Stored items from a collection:
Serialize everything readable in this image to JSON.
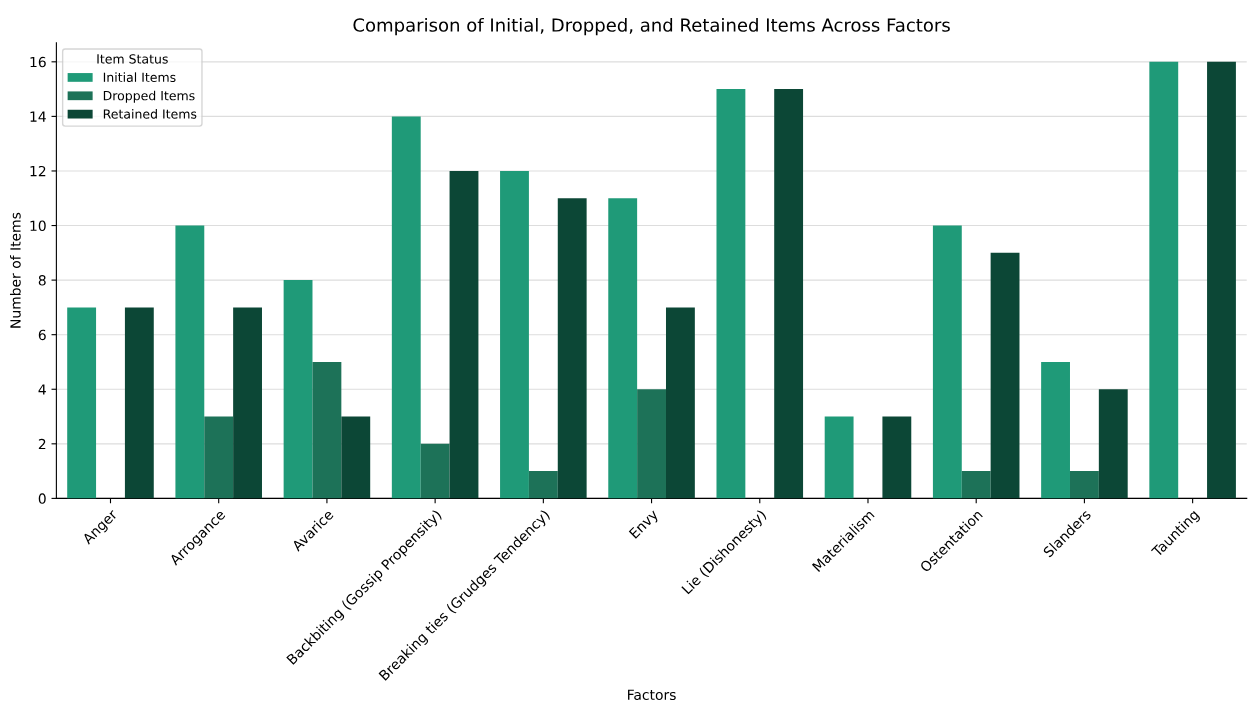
{
  "chart_data": {
    "type": "bar",
    "title": "Comparison of Initial, Dropped, and Retained Items Across Factors",
    "xlabel": "Factors",
    "ylabel": "Number of Items",
    "legend_title": "Item Status",
    "categories": [
      "Anger",
      "Arrogance",
      "Avarice",
      "Backbiting (Gossip Propensity)",
      "Breaking ties (Grudges Tendency)",
      "Envy",
      "Lie (Dishonesty)",
      "Materialism",
      "Ostentation",
      "Slanders",
      "Taunting"
    ],
    "series": [
      {
        "name": "Initial Items",
        "color": "#1f9a78",
        "values": [
          7,
          10,
          8,
          14,
          12,
          11,
          15,
          3,
          10,
          5,
          16
        ]
      },
      {
        "name": "Dropped Items",
        "color": "#1d7258",
        "values": [
          0,
          3,
          5,
          2,
          1,
          4,
          0,
          0,
          1,
          1,
          0
        ]
      },
      {
        "name": "Retained Items",
        "color": "#0c4736",
        "values": [
          7,
          7,
          3,
          12,
          11,
          7,
          15,
          3,
          9,
          4,
          16
        ]
      }
    ],
    "ylim": [
      0,
      16.7
    ],
    "yticks": [
      0,
      2,
      4,
      6,
      8,
      10,
      12,
      14,
      16
    ],
    "grid": "y",
    "legend": "top left"
  }
}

### GIVEN EXERCISE
Show each line in the entries that holds the string "Factors".

### ANSWER TO THE PROBLEM
    "title": "Comparison of Initial, Dropped, and Retained Items Across Factors",
    "xlabel": "Factors",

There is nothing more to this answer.